* THE EXERCISE
Which lines include the word "houses"? Copy each of them.
-------- SUPPLIED MATERIAL --------
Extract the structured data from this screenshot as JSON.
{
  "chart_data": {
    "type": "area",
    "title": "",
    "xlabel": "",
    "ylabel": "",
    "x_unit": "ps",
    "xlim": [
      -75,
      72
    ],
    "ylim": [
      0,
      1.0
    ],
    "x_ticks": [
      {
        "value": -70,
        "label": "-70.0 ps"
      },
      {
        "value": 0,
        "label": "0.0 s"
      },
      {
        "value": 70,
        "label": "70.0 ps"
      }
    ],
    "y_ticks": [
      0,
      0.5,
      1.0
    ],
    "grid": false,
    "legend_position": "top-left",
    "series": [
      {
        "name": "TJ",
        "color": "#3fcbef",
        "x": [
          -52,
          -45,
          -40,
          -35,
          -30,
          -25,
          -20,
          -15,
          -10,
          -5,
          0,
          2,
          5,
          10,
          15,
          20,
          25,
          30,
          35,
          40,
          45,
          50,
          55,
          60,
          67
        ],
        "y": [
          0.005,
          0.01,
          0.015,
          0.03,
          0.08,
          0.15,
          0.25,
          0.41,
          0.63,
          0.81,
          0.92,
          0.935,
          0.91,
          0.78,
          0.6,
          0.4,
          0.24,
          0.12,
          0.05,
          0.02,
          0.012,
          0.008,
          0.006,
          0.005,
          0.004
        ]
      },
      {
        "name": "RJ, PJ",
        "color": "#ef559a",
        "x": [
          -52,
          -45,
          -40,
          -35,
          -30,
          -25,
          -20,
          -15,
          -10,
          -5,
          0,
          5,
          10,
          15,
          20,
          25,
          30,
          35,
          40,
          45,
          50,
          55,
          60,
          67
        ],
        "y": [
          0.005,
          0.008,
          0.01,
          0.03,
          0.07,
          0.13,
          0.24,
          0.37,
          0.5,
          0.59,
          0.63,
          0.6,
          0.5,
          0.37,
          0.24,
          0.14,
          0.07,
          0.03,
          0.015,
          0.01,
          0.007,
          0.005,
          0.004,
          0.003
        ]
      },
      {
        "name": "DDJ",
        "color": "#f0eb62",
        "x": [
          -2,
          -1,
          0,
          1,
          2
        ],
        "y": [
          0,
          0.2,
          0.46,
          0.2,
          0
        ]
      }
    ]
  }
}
--------
-------- SUPPLIED MATERIAL --------
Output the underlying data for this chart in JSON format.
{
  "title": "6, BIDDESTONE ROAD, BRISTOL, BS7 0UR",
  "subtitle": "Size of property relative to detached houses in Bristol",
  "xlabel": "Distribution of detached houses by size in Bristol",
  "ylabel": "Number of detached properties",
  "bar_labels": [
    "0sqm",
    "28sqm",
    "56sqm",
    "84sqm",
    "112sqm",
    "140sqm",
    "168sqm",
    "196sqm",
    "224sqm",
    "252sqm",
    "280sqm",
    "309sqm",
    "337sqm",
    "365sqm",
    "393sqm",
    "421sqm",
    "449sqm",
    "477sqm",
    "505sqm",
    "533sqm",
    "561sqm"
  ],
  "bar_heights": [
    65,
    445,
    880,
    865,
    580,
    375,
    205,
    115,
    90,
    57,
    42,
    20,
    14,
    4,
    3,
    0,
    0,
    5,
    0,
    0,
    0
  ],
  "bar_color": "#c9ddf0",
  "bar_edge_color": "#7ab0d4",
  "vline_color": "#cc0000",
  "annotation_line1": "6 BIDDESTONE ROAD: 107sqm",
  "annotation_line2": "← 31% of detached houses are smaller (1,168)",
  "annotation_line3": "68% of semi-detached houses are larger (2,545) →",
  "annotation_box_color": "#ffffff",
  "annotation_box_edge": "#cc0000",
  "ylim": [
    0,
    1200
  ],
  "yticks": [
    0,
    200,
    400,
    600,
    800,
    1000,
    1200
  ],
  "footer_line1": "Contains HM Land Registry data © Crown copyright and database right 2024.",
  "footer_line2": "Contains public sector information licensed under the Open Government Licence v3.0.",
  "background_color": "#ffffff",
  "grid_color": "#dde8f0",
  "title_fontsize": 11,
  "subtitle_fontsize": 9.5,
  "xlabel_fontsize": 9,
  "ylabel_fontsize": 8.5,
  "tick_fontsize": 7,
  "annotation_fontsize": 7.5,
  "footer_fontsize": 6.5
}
--------
* TASK RESPONSE
  "subtitle": "Size of property relative to detached houses in Bristol",
  "xlabel": "Distribution of detached houses by size in Bristol",
  "annotation_line2": "← 31% of detached houses are smaller (1,168)",
  "annotation_line3": "68% of semi-detached houses are larger (2,545) →",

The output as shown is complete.